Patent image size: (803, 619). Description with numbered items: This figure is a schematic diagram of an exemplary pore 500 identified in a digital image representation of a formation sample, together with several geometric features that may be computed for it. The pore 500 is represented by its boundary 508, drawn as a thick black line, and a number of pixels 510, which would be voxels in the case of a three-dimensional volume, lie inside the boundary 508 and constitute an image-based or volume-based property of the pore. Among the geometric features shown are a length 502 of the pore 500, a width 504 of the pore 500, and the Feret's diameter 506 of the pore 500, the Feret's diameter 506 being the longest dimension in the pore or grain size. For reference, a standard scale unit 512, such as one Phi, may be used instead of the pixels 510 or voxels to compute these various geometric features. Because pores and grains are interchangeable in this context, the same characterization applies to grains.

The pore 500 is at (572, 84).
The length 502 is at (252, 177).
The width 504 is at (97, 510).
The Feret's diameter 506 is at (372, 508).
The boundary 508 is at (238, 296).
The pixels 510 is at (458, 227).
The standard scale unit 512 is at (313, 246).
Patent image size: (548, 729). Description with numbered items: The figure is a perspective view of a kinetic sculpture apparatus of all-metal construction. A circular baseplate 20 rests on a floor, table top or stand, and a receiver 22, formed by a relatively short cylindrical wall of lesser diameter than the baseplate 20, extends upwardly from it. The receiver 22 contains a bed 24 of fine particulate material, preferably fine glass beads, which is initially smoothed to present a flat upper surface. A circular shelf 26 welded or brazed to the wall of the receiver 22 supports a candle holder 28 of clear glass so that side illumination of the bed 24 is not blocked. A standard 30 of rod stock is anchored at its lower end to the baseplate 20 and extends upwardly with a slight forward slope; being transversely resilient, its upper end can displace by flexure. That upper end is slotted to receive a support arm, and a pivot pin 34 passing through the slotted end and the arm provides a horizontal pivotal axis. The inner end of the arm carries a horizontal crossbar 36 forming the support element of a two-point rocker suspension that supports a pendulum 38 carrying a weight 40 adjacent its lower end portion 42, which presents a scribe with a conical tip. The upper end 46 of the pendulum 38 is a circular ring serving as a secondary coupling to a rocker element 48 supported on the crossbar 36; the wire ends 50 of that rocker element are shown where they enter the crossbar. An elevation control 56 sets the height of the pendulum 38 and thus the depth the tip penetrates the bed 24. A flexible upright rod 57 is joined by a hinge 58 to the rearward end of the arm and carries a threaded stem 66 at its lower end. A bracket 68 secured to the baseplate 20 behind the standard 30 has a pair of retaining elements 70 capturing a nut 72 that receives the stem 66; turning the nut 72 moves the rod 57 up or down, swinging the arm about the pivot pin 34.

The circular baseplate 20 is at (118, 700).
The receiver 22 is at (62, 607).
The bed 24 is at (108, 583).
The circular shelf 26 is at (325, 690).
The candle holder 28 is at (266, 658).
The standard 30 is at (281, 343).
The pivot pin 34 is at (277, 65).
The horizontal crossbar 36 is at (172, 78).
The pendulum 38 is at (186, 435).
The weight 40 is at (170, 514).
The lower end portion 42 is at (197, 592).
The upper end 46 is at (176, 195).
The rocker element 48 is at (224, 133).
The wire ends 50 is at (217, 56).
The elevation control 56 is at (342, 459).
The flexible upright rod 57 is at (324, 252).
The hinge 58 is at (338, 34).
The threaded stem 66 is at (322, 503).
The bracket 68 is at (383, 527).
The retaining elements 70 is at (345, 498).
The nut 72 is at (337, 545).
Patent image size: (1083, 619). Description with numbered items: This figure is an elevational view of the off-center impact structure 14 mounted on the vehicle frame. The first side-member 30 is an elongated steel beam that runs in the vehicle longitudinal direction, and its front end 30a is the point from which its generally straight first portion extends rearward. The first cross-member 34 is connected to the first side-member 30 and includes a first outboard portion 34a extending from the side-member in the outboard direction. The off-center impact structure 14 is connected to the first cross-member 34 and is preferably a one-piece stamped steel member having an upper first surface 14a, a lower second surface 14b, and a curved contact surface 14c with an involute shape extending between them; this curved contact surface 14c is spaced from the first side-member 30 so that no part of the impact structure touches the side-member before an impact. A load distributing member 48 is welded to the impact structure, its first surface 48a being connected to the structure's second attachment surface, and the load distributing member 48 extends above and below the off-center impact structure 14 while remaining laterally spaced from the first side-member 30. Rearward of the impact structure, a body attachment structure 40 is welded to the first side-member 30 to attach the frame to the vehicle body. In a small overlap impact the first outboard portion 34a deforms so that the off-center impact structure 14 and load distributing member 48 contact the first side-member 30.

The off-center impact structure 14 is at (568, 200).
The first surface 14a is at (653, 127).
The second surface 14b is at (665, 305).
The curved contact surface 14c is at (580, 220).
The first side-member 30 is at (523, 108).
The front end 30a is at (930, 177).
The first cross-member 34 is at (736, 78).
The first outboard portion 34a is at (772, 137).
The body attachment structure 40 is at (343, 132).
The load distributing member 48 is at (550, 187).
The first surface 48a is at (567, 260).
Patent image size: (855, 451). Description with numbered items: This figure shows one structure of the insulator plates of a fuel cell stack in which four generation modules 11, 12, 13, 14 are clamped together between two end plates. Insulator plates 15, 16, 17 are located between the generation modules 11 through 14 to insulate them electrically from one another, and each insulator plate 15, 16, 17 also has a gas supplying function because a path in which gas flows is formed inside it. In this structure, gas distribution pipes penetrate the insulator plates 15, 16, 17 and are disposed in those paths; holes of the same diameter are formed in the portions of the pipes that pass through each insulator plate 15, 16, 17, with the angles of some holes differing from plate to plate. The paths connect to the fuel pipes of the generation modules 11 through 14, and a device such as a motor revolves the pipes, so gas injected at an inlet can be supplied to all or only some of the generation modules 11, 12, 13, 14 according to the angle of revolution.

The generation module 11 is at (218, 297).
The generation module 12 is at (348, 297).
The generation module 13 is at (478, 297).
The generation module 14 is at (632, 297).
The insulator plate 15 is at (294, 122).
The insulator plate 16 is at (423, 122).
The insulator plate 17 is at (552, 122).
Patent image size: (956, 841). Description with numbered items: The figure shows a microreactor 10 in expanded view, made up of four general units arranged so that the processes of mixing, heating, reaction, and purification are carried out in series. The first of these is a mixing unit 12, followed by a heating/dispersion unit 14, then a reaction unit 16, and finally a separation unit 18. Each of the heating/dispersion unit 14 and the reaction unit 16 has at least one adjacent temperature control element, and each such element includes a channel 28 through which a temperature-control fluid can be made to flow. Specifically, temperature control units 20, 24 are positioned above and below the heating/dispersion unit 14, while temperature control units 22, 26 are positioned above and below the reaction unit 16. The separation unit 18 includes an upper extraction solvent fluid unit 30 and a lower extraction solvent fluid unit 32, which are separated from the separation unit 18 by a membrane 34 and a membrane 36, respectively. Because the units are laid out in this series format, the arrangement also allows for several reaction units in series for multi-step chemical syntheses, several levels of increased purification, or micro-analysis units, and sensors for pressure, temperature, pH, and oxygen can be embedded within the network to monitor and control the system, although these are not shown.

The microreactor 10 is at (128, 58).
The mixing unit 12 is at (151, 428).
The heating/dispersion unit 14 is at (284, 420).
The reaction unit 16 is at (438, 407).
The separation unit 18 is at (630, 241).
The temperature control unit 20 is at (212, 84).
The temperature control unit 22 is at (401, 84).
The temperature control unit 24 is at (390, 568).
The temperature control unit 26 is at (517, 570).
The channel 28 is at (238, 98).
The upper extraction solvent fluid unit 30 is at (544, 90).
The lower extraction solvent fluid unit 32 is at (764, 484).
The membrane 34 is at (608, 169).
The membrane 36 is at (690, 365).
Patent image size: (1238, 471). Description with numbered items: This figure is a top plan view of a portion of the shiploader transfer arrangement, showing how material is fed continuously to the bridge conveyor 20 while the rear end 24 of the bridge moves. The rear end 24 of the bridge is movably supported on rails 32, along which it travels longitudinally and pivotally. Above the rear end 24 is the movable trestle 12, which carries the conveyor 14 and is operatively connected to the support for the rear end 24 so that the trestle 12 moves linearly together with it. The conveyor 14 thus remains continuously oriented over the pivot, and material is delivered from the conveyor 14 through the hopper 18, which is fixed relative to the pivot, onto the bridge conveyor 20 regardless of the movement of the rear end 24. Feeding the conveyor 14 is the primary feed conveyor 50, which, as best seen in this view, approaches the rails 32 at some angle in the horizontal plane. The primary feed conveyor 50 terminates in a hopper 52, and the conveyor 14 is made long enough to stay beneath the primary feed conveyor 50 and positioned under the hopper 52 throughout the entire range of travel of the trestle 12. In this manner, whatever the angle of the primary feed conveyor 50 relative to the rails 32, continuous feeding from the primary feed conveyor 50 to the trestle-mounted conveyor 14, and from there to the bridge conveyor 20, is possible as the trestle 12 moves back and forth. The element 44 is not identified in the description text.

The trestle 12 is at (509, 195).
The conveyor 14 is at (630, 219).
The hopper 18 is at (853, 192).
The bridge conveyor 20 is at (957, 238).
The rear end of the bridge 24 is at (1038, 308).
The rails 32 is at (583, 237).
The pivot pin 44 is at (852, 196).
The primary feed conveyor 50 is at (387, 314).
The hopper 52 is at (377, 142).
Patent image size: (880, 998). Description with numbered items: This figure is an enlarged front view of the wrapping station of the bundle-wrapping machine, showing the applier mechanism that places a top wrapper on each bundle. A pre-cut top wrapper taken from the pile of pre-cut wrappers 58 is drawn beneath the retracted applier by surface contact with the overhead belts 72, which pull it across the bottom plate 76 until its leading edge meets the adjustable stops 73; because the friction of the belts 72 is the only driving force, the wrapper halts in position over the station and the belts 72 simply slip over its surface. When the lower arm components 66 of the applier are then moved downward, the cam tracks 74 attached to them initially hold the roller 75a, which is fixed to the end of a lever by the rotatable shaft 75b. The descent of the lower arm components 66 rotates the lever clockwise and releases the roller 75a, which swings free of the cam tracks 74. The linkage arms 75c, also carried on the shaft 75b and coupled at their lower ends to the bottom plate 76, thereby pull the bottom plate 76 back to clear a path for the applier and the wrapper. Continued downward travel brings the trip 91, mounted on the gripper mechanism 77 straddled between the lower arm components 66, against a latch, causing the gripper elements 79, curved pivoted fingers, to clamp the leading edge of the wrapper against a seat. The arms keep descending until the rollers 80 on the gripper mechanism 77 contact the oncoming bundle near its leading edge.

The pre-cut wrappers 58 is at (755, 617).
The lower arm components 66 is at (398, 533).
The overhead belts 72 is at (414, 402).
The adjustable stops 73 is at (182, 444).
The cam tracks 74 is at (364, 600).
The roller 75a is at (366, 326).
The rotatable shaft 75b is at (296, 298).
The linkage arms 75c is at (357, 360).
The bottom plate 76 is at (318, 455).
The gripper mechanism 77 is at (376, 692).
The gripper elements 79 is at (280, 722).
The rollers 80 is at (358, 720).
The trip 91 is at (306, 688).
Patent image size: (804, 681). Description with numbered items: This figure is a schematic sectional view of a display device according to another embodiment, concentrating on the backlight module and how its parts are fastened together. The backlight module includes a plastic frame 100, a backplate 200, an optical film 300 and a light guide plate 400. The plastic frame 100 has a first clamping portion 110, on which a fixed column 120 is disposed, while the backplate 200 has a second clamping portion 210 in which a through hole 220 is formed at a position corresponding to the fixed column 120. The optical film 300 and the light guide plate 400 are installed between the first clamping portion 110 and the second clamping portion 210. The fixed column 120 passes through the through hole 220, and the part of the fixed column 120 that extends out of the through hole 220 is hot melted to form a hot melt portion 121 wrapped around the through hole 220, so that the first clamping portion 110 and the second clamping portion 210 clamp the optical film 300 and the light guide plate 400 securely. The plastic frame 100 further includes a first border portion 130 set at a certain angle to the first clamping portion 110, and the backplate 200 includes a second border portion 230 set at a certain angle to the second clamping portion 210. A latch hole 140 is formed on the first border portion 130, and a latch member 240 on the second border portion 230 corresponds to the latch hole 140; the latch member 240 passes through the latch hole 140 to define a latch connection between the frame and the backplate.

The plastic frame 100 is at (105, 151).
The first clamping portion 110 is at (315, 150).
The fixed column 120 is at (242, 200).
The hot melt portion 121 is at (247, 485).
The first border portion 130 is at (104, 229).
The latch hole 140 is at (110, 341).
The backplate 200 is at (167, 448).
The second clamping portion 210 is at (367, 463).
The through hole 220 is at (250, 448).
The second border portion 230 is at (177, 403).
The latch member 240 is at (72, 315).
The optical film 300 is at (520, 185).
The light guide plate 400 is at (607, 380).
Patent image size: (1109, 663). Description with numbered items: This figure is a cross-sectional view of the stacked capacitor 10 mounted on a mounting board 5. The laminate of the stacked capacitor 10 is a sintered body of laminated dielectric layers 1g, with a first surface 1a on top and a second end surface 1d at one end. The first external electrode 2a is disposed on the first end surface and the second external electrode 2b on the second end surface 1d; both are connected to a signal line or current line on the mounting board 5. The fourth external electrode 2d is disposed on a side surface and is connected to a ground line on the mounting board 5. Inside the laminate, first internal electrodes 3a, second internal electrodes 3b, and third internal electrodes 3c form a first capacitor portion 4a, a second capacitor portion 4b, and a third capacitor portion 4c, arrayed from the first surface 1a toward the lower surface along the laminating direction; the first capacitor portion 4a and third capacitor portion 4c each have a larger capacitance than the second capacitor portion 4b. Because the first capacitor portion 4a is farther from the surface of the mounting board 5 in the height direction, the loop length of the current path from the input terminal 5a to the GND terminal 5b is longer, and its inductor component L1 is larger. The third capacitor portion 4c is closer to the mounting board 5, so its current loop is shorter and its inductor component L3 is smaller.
= = = = =
**GOAL:** Please render the listing from its start through the line containing "The standard scale unit 512 is at (313, 246).", both ends included, as a two-column CSV with the columns source_text and answer_text. Give one row per entry, with its text and its answer each in a single quoted field and line breaks replaced by spaces.

**RESULT FOR THIS EXERCISE:**
source_text,answer_text
"Patent image size: (803, 619). Description with numbered items: This figure is a schematic diagram of an exemplary pore 500 identified in a digital image representation of a formation sample, together with several geometric features that may be computed for it. The pore 500 is represented by its boundary 508, drawn as a thick black line, and a number of pixels 510, which would be voxels in the case of a three-dimensional volume, lie inside the boundary 508 and constitute an image-based or volume-based property of the pore. Among the geometric features shown are a length 502 of the pore 500, a width 504 of the pore 500, and the Feret's diameter 506 of the pore 500, the Feret's diameter 506 being the longest dimension in the pore or grain size. For reference, a standard scale unit 512, such as one Phi, may be used instead of the pixels 510 or voxels to compute these various geometric features. Because pores and grains are interchangeable in this context, the same characterization applies to grains.","The pore 500 is at (572, 84). The length 502 is at (252, 177). The width 504 is at (97, 510). The Feret's diameter 506 is at (372, 508). The boundary 508 is at (238, 296). The pixels 510 is at (458, 227). The standard scale unit 512 is at (313, 246)."